### Directions
1. Using the taskbar tip below, decide whether each statement agrees with it: (a) at a screen resolution of 1024 X 768, there is room for at least two taskbar rows; (b) with a two-line taskbar, the clock displays only the current time; (c) the taskbar is unlocked by right-clicking the Start button. Answer yes or no for each and quote the words of the tip that settle it.
2. According to the taskbar tip below, what does the mouse pointer turn into when it is aimed at the top edge of the taskbar?

Tip of the day: Give your taskbar twice as much room

This is one of my all-time favorite Windows tips, and it’s one of the first customizations I make on a new computer.

After you open more than three or four programs, you’ll have trouble seeing which file or program goes with each taskbar button. Here’s a great solution: increase the height of the taskbar to two lines (or even three), so you can see more buttons. Aim the mouse pointer at the top edge of the taskbar until it turns to a two-headed arrow, then drag up to create an extra row. If your screen resolution is 1024 X 768, you have room for at least two rows; at higher resolutions, you can comfortably use three rows.

After you finish this tweak, you’ll be able to see more taskbar buttons and their text labels. You’ll also find that the small icons in the Quick Launch bar and the system notification area (the “tray” at the right of the taskbar) stack up as well, giving you a lot more room in these areas, too. Even the clock changes appearance. With a two-line taskbar, you see today’s day and date along with the current time.

You may need to unlock the taskbar before you can make any changes. To do so, right-click the system clock and clear the check mark next to Lock the Taskbar). You may also need to “unhide” the Quick Launch bar (right-click any empty space on the taskbar, click the Toolbars menu, and select the Quick Launch option). Drag the right edge of the Quick Launch bar to make it wide enough to hold your icons. Remember to lock the taskbar after you finish.

23 thoughts on “Tip of the day: Give your taskbar twice as much room

  1. I have had my taskbar double-stacked for years. (I now have it triple-stacked.). I personally love it.

(Items listed in the dataset)

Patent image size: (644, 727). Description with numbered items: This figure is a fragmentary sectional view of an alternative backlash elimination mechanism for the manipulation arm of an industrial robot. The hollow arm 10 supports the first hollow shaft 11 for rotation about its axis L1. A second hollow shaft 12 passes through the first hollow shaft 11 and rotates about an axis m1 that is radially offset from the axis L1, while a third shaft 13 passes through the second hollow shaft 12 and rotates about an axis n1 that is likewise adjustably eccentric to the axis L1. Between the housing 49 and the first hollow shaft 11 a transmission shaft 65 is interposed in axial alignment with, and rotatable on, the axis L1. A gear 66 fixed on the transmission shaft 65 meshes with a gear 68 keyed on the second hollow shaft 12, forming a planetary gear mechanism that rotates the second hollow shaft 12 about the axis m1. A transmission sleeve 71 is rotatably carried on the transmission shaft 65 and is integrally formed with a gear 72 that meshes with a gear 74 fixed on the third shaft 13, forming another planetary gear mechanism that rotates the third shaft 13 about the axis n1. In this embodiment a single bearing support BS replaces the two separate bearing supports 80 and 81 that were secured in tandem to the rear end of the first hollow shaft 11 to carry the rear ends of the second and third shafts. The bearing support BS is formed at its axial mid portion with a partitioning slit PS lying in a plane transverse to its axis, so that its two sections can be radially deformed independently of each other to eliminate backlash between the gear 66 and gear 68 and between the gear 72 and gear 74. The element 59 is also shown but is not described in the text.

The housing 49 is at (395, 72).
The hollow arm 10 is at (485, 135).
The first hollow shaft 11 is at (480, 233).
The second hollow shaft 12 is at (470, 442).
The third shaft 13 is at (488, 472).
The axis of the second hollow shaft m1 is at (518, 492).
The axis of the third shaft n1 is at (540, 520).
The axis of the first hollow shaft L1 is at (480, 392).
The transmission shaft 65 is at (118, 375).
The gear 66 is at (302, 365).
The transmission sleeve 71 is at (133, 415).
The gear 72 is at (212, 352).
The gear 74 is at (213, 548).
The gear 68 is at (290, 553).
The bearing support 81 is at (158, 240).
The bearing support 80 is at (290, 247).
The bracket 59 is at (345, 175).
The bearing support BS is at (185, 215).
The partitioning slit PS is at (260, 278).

### Exercise answers
1.
(a) Yes: "If your screen resolution is 1024 X 768, you have room for at least two rows"
(b) No: "With a two-line taskbar, you see today’s day and date along with the current time."
(c) No: "right-click the system clock and clear the check mark next to Lock the Taskbar"

2. A two-headed arrow.